WHAT IS BEING ASKED
Your task is to copy every line of this material exactly.

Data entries
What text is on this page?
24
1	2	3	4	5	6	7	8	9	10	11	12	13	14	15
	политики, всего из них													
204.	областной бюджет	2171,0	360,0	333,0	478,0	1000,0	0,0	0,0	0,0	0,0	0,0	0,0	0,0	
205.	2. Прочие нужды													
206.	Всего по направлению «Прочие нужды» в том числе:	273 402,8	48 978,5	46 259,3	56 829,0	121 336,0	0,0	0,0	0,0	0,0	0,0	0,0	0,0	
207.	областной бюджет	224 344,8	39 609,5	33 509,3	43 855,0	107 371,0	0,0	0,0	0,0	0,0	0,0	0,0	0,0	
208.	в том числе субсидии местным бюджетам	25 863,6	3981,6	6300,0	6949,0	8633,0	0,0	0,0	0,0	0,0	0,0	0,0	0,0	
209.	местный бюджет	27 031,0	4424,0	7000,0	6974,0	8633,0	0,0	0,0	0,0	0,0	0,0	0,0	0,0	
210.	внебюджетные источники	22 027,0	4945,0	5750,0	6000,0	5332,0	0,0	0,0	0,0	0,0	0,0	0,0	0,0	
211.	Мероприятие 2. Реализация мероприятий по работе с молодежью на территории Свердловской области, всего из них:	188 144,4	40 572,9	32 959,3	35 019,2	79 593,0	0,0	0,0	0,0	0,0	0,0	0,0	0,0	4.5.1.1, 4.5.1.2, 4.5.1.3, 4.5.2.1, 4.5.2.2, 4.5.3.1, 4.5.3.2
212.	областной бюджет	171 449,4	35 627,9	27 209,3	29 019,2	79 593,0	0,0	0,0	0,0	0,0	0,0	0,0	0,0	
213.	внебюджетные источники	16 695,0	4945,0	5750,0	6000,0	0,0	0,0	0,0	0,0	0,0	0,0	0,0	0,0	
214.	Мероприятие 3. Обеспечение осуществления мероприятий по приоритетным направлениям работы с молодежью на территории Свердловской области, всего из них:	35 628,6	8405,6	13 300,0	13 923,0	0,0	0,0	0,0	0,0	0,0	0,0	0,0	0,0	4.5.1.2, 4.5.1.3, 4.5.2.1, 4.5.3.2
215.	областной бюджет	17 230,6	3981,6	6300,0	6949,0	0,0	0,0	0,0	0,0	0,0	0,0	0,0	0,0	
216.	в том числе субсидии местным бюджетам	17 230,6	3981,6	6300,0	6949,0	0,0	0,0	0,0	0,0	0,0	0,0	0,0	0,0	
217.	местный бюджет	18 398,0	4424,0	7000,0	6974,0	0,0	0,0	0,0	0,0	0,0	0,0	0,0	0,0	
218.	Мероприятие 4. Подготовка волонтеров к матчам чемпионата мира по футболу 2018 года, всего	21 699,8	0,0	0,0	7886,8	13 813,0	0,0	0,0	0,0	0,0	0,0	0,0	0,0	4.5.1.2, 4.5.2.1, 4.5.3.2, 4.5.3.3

ANSWER TO THIS TASK
What text is on this page?
24
1	2	3	4	5	6	7	8	9	10	11	12	13	14	15
	политики, всего из них													
204.	областной бюджет	2171,0	360,0	333,0	478,0	1000,0	0,0	0,0	0,0	0,0	0,0	0,0	0,0	
205.	2. Прочие нужды													
206.	Всего по направлению «Прочие нужды» в том числе:	273 402,8	48 978,5	46 259,3	56 829,0	121 336,0	0,0	0,0	0,0	0,0	0,0	0,0	0,0	
207.	областной бюджет	224 344,8	39 609,5	33 509,3	43 855,0	107 371,0	0,0	0,0	0,0	0,0	0,0	0,0	0,0	
208.	в том числе субсидии местным бюджетам	25 863,6	3981,6	6300,0	6949,0	8633,0	0,0	0,0	0,0	0,0	0,0	0,0	0,0	
209.	местный бюджет	27 031,0	4424,0	7000,0	6974,0	8633,0	0,0	0,0	0,0	0,0	0,0	0,0	0,0	
210.	внебюджетные источники	22 027,0	4945,0	5750,0	6000,0	5332,0	0,0	0,0	0,0	0,0	0,0	0,0	0,0	
211.	Мероприятие 2. Реализация мероприятий по работе с молодежью на территории Свердловской области, всего из них:	188 144,4	40 572,9	32 959,3	35 019,2	79 593,0	0,0	0,0	0,0	0,0	0,0	0,0	0,0	4.5.1.1, 4.5.1.2, 4.5.1.3, 4.5.2.1, 4.5.2.2, 4.5.3.1, 4.5.3.2
212.	областной бюджет	171 449,4	35 627,9	27 209,3	29 019,2	79 593,0	0,0	0,0	0,0	0,0	0,0	0,0	0,0	
213.	внебюджетные источники	16 695,0	4945,0	5750,0	6000,0	0,0	0,0	0,0	0,0	0,0	0,0	0,0	0,0	
214.	Мероприятие 3. Обеспечение осуществления мероприятий по приоритетным направлениям работы с молодежью на территории Свердловской области, всего из них:	35 628,6	8405,6	13 300,0	13 923,0	0,0	0,0	0,0	0,0	0,0	0,0	0,0	0,0	4.5.1.2, 4.5.1.3, 4.5.2.1, 4.5.3.2
215.	областной бюджет	17 230,6	3981,6	6300,0	6949,0	0,0	0,0	0,0	0,0	0,0	0,0	0,0	0,0	
216.	в том числе субсидии местным бюджетам	17 230,6	3981,6	6300,0	6949,0	0,0	0,0	0,0	0,0	0,0	0,0	0,0	0,0	
217.	местный бюджет	18 398,0	4424,0	7000,0	6974,0	0,0	0,0	0,0	0,0	0,0	0,0	0,0	0,0	
218.	Мероприятие 4. Подготовка волонтеров к матчам чемпионата мира по футболу 2018 года, всего	21 699,8	0,0	0,0	7886,8	13 813,0	0,0	0,0	0,0	0,0	0,0	0,0	0,0	4.5.1.2, 4.5.2.1, 4.5.3.2, 4.5.3.3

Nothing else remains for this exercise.